All of the data should be repeated exactly; pictures are not part of the copy.

=== Data in this exercise ===

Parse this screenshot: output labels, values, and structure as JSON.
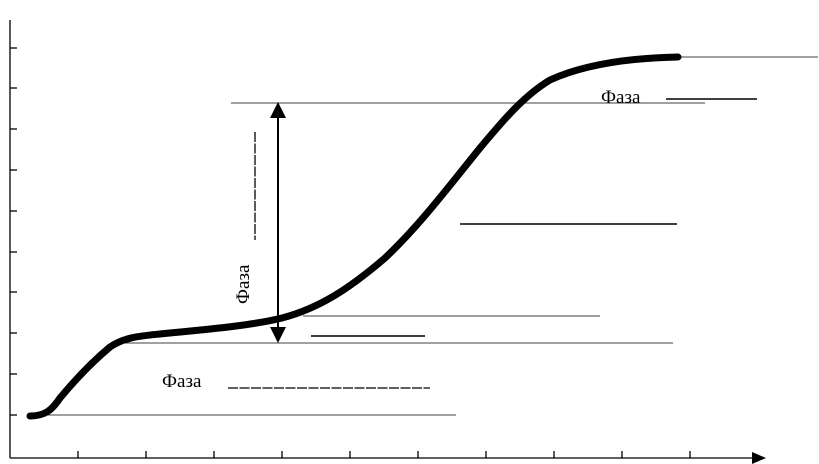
{
  "diagram": {
    "labels": {
      "phase_top": "Фаза",
      "phase_bottom": "Фаза",
      "phase_vertical": "Фаза"
    }
  }
}
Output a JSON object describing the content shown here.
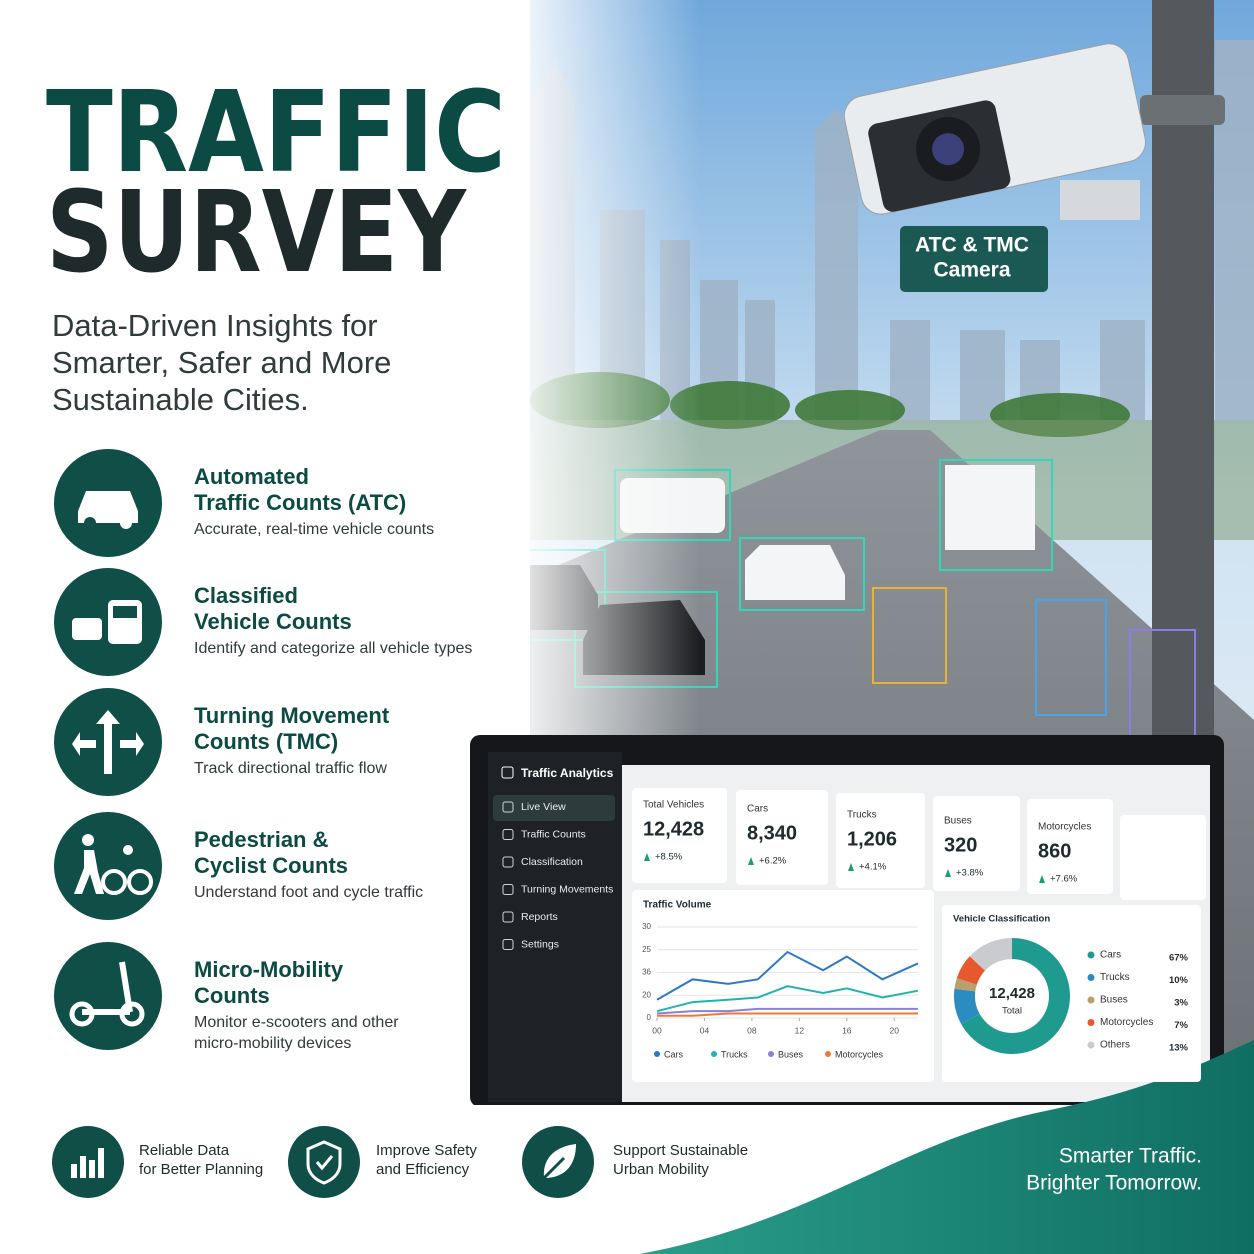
{
  "header": {
    "title_lines": [
      "TRAFFIC",
      "SURVEY"
    ],
    "subtitle_lines": [
      "Data-Driven Insights for",
      "Smarter, Safer and More",
      "Sustainable Cities."
    ]
  },
  "camera_label_lines": [
    "ATC & TMC",
    "Camera"
  ],
  "features": [
    {
      "title_lines": [
        "Automated",
        "Traffic Counts (ATC)"
      ],
      "description_lines": [
        "Accurate, real-time vehicle counts"
      ]
    },
    {
      "title_lines": [
        "Classified",
        "Vehicle Counts"
      ],
      "description_lines": [
        "Identify and categorize all vehicle types"
      ]
    },
    {
      "title_lines": [
        "Turning Movement",
        "Counts (TMC)"
      ],
      "description_lines": [
        "Track directional traffic flow"
      ]
    },
    {
      "title_lines": [
        "Pedestrian &",
        "Cyclist Counts"
      ],
      "description_lines": [
        "Understand foot and cycle traffic"
      ]
    },
    {
      "title_lines": [
        "Micro-Mobility",
        "Counts"
      ],
      "description_lines": [
        "Monitor e-scooters and other",
        "micro-mobility devices"
      ]
    }
  ],
  "dashboard": {
    "app_title": "Traffic Analytics",
    "menu": [
      "Live View",
      "Traffic Counts",
      "Classification",
      "Turning Movements",
      "Reports",
      "Settings"
    ],
    "kpis": [
      {
        "label": "Total Vehicles",
        "value": "12,428",
        "change": "+8.5%"
      },
      {
        "label": "Cars",
        "value": "8,340",
        "change": "+6.2%"
      },
      {
        "label": "Trucks",
        "value": "1,206",
        "change": "+4.1%"
      },
      {
        "label": "Buses",
        "value": "320",
        "change": "+3.8%"
      },
      {
        "label": "Motorcycles",
        "value": "860",
        "change": "+7.6%"
      }
    ],
    "traffic_volume": {
      "type": "line",
      "title": "Traffic Volume",
      "x": [
        0,
        3,
        6,
        8.5,
        11,
        14,
        16,
        19,
        22
      ],
      "xlim": [
        0,
        22
      ],
      "xticks": [
        {
          "value": 0,
          "label": "00"
        },
        {
          "value": 4,
          "label": "04"
        },
        {
          "value": 8,
          "label": "08"
        },
        12,
        16,
        20
      ],
      "ylim": [
        0,
        40
      ],
      "yticks": [
        0,
        {
          "value": 10,
          "label": "20"
        },
        {
          "value": 20,
          "label": "36"
        },
        {
          "value": 30,
          "label": "25"
        },
        {
          "value": 40,
          "label": "30"
        }
      ],
      "grid": true,
      "series": [
        {
          "name": "Cars",
          "color": "#2f78c4",
          "values": [
            8,
            17,
            15,
            17,
            29,
            21,
            27,
            17,
            24
          ]
        },
        {
          "name": "Trucks",
          "color": "#22b3b0",
          "values": [
            3,
            7,
            8,
            9,
            14,
            11,
            13,
            9,
            12
          ]
        },
        {
          "name": "Buses",
          "color": "#8c7fd6",
          "values": [
            2,
            3,
            3,
            4,
            4,
            4,
            4,
            4,
            4
          ]
        },
        {
          "name": "Motorcycles",
          "color": "#ee7a33",
          "values": [
            1,
            1,
            2,
            2,
            2,
            2,
            2,
            2,
            2
          ]
        }
      ]
    },
    "vehicle_classification": {
      "type": "pie",
      "title": "Vehicle Classification",
      "center_value": "12,428",
      "center_label": "Total",
      "categories": [
        "Cars",
        "Trucks",
        "Buses",
        "Motorcycles",
        "Others"
      ],
      "values": [
        67,
        10,
        3,
        7,
        13
      ],
      "value_labels": [
        "67%",
        "10%",
        "3%",
        "7%",
        "13%"
      ],
      "colors": [
        "#1f9a8e",
        "#2a8cc0",
        "#b9a06b",
        "#e8582d",
        "#c9cbd0"
      ]
    }
  },
  "benefits": [
    {
      "lines": [
        "Reliable Data",
        "for Better Planning"
      ]
    },
    {
      "lines": [
        "Improve Safety",
        "and Efficiency"
      ]
    },
    {
      "lines": [
        "Support Sustainable",
        "Urban Mobility"
      ]
    }
  ],
  "tagline_lines": [
    "Smarter Traffic.",
    "Brighter Tomorrow."
  ]
}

===

• [Complete response]
Parse this screenshot: output labels, values, and structure as JSON.
{
  "diagram": {
    "labels": {
      "phase_top": "Фаза",
      "phase_bottom": "Фаза",
      "phase_vertical": "Фаза"
    }
  }
}
Output a JSON object describing the content shown here.
{
  "header": {
    "title_lines": [
      "TRAFFIC",
      "SURVEY"
    ],
    "subtitle_lines": [
      "Data-Driven Insights for",
      "Smarter, Safer and More",
      "Sustainable Cities."
    ]
  },
  "camera_label_lines": [
    "ATC & TMC",
    "Camera"
  ],
  "features": [
    {
      "title_lines": [
        "Automated",
        "Traffic Counts (ATC)"
      ],
      "description_lines": [
        "Accurate, real-time vehicle counts"
      ]
    },
    {
      "title_lines": [
        "Classified",
        "Vehicle Counts"
      ],
      "description_lines": [
        "Identify and categorize all vehicle types"
      ]
    },
    {
      "title_lines": [
        "Turning Movement",
        "Counts (TMC)"
      ],
      "description_lines": [
        "Track directional traffic flow"
      ]
    },
    {
      "title_lines": [
        "Pedestrian &",
        "Cyclist Counts"
      ],
      "description_lines": [
        "Understand foot and cycle traffic"
      ]
    },
    {
      "title_lines": [
        "Micro-Mobility",
        "Counts"
      ],
      "description_lines": [
        "Monitor e-scooters and other",
        "micro-mobility devices"
      ]
    }
  ],
  "dashboard": {
    "app_title": "Traffic Analytics",
    "menu": [
      "Live View",
      "Traffic Counts",
      "Classification",
      "Turning Movements",
      "Reports",
      "Settings"
    ],
    "kpis": [
      {
        "label": "Total Vehicles",
        "value": "12,428",
        "change": "+8.5%"
      },
      {
        "label": "Cars",
        "value": "8,340",
        "change": "+6.2%"
      },
      {
        "label": "Trucks",
        "value": "1,206",
        "change": "+4.1%"
      },
      {
        "label": "Buses",
        "value": "320",
        "change": "+3.8%"
      },
      {
        "label": "Motorcycles",
        "value": "860",
        "change": "+7.6%"
      }
    ],
    "traffic_volume": {
      "type": "line",
      "title": "Traffic Volume",
      "x": [
        0,
        3,
        6,
        8.5,
        11,
        14,
        16,
        19,
        22
      ],
      "xlim": [
        0,
        22
      ],
      "xticks": [
        {
          "value": 0,
          "label": "00"
        },
        {
          "value": 4,
          "label": "04"
        },
        {
          "value": 8,
          "label": "08"
        },
        12,
        16,
        20
      ],
      "ylim": [
        0,
        40
      ],
      "yticks": [
        0,
        {
          "value": 10,
          "label": "20"
        },
        {
          "value": 20,
          "label": "36"
        },
        {
          "value": 30,
          "label": "25"
        },
        {
          "value": 40,
          "label": "30"
        }
      ],
      "grid": true,
      "series": [
        {
          "name": "Cars",
          "color": "#2f78c4",
          "values": [
            8,
            17,
            15,
            17,
            29,
            21,
            27,
            17,
            24
          ]
        },
        {
          "name": "Trucks",
          "color": "#22b3b0",
          "values": [
            3,
            7,
            8,
            9,
            14,
            11,
            13,
            9,
            12
          ]
        },
        {
          "name": "Buses",
          "color": "#8c7fd6",
          "values": [
            2,
            3,
            3,
            4,
            4,
            4,
            4,
            4,
            4
          ]
        },
        {
          "name": "Motorcycles",
          "color": "#ee7a33",
          "values": [
            1,
            1,
            2,
            2,
            2,
            2,
            2,
            2,
            2
          ]
        }
      ]
    },
    "vehicle_classification": {
      "type": "pie",
      "title": "Vehicle Classification",
      "center_value": "12,428",
      "center_label": "Total",
      "categories": [
        "Cars",
        "Trucks",
        "Buses",
        "Motorcycles",
        "Others"
      ],
      "values": [
        67,
        10,
        3,
        7,
        13
      ],
      "value_labels": [
        "67%",
        "10%",
        "3%",
        "7%",
        "13%"
      ],
      "colors": [
        "#1f9a8e",
        "#2a8cc0",
        "#b9a06b",
        "#e8582d",
        "#c9cbd0"
      ]
    }
  },
  "benefits": [
    {
      "lines": [
        "Reliable Data",
        "for Better Planning"
      ]
    },
    {
      "lines": [
        "Improve Safety",
        "and Efficiency"
      ]
    },
    {
      "lines": [
        "Support Sustainable",
        "Urban Mobility"
      ]
    }
  ],
  "tagline_lines": [
    "Smarter Traffic.",
    "Brighter Tomorrow."
  ]
}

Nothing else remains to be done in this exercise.